WHAT YOU WILL DO: Report the number of lines in these entries that contain "Bilangan". Write only the number.

RECORDS:
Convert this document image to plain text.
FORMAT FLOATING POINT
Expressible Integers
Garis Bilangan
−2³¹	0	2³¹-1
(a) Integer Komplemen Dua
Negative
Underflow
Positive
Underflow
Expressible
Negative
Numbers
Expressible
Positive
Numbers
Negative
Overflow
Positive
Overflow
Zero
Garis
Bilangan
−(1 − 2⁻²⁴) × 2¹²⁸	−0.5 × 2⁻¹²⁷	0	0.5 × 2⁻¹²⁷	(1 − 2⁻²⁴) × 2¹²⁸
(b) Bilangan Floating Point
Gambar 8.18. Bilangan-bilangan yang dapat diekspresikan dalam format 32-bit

SOLUTION FOR THIS EXERCISE: 4